# WHAT THE TASK REQUIRES:
Spot each line that carries the word "зверьки"; copy those lines.

-- Start of DATA SHOWN --

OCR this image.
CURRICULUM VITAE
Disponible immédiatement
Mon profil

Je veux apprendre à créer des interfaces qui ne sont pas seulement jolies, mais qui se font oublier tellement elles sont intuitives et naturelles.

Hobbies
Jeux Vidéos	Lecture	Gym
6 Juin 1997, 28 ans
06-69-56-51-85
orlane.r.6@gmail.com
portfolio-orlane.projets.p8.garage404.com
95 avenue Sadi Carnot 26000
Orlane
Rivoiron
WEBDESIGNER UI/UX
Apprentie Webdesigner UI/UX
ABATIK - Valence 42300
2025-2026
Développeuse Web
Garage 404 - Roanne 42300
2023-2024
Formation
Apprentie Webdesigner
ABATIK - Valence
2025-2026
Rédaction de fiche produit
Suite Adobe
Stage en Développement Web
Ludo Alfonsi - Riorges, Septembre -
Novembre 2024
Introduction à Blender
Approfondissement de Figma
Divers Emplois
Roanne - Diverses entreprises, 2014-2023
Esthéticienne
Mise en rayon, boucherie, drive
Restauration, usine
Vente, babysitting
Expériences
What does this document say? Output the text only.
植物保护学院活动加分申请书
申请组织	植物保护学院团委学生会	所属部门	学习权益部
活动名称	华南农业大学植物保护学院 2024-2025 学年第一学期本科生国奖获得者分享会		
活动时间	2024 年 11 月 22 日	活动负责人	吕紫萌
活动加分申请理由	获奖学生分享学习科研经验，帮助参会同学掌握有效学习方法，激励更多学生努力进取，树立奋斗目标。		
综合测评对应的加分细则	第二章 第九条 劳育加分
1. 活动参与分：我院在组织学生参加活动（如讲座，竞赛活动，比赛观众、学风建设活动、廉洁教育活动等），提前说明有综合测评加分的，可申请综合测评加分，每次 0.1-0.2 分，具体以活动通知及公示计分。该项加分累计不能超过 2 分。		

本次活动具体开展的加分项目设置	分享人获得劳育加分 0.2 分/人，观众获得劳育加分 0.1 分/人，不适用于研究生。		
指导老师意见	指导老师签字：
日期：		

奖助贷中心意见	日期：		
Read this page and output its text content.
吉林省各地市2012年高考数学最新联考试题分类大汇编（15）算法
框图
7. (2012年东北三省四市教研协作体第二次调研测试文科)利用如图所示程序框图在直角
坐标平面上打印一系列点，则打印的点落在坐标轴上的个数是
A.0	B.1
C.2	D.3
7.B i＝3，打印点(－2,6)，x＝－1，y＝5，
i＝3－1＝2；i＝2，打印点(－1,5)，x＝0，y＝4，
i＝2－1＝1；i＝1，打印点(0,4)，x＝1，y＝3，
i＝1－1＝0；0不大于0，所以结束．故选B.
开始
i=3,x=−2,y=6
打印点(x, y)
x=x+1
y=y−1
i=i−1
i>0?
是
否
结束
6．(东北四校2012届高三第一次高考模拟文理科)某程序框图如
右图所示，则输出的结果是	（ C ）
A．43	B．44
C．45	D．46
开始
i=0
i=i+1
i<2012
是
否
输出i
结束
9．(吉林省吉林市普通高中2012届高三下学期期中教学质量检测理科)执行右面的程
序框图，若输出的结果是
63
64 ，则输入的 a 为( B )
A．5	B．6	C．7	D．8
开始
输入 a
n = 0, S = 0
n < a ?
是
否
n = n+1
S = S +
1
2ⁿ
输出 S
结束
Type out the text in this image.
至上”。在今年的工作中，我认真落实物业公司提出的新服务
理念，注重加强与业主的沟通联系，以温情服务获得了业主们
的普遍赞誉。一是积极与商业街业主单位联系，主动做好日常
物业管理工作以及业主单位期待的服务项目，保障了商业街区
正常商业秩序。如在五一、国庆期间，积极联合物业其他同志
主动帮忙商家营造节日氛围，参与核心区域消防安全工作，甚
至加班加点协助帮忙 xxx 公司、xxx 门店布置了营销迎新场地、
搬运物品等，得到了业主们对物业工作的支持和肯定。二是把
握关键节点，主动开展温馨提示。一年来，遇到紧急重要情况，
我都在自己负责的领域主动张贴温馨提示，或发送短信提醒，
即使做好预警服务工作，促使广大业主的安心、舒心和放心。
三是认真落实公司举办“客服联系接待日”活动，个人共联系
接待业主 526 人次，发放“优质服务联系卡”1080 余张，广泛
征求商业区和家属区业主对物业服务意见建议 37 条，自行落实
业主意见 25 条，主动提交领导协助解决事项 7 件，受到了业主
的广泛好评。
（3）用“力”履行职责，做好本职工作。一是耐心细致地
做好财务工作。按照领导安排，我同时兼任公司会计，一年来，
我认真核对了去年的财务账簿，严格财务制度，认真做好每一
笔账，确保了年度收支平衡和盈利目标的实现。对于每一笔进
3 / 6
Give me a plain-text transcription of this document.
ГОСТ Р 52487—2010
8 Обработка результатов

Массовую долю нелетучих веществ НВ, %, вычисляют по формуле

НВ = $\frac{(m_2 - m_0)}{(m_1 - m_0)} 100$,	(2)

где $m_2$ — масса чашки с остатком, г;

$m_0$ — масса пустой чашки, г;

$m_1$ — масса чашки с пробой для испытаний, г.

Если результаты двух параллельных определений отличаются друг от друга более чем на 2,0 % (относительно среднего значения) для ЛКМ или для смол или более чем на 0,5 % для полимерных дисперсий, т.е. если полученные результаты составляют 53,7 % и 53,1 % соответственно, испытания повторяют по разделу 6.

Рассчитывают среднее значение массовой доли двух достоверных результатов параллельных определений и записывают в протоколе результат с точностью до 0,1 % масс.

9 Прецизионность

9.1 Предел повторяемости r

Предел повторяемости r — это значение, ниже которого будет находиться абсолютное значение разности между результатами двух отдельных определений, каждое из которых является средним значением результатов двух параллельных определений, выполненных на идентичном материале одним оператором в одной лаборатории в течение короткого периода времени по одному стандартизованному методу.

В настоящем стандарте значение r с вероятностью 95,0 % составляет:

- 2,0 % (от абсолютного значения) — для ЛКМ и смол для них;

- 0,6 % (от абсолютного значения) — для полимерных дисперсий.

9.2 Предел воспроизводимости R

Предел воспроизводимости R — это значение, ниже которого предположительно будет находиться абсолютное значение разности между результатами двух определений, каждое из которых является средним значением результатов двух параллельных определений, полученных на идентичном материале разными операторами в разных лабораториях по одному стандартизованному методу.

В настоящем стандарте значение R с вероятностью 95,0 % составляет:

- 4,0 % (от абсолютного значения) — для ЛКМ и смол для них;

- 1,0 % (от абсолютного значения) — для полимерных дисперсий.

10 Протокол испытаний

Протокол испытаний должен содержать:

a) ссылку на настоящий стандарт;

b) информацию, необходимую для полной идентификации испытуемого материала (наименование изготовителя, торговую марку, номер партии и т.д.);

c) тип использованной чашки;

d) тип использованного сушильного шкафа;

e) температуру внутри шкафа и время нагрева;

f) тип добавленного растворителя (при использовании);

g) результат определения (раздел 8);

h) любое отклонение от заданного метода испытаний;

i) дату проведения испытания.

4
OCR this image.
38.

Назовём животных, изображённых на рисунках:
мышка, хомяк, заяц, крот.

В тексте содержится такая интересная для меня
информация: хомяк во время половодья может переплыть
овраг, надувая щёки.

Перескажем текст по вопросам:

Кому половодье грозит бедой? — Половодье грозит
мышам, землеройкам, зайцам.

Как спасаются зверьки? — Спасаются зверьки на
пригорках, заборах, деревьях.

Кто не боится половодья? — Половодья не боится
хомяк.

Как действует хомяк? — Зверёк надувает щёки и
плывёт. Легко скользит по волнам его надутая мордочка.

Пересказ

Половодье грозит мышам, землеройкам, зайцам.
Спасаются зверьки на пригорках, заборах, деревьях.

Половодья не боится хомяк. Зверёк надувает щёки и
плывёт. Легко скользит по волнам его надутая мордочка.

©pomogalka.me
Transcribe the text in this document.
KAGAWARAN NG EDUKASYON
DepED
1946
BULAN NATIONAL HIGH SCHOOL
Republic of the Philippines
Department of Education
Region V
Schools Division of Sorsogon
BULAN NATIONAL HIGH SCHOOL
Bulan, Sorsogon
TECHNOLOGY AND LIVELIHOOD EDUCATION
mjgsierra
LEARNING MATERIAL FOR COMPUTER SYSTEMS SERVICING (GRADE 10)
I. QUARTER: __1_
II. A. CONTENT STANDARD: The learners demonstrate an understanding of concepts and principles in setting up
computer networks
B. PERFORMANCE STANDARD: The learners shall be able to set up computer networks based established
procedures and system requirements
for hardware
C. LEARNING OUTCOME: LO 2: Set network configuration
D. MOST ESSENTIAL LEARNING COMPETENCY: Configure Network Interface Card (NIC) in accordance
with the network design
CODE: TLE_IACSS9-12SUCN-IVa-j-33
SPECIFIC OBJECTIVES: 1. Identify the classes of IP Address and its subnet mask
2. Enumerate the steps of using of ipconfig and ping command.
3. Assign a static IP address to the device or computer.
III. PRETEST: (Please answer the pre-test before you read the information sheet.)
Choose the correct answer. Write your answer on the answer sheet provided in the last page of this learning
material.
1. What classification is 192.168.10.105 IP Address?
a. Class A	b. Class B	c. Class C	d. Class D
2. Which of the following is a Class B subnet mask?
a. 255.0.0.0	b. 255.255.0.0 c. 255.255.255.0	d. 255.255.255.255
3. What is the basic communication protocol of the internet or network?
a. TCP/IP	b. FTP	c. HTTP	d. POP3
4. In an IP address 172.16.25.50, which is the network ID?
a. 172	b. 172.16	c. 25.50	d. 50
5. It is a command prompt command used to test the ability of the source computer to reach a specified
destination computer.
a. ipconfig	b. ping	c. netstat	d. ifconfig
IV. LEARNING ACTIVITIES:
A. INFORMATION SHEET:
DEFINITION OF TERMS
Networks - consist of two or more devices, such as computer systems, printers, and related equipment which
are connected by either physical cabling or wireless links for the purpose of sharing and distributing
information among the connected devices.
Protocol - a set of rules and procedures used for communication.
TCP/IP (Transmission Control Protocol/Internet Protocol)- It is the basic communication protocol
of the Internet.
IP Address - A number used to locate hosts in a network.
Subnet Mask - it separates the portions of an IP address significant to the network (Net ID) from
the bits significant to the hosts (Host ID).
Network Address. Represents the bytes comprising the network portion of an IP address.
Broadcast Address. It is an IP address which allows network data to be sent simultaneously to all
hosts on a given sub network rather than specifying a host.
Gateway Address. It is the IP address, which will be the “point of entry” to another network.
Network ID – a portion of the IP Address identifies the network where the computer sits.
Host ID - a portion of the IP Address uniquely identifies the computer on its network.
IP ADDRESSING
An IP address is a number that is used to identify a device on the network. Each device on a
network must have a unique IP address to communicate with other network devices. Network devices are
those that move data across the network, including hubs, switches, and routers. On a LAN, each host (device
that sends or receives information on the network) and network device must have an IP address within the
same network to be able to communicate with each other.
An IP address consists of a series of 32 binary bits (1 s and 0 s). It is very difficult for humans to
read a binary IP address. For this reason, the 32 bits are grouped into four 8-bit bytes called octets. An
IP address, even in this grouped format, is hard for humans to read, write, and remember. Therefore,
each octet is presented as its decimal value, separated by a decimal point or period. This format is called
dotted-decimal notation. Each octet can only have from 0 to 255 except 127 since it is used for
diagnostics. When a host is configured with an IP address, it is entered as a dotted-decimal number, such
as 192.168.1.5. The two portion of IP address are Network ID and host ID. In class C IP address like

-- End of DATA SHOWN --

# RESULT OF THE EXERCISE:
Как спасаются зверьки? — Спасаются зверьки на
Спасаются зверьки на пригорках, заборах, деревьях.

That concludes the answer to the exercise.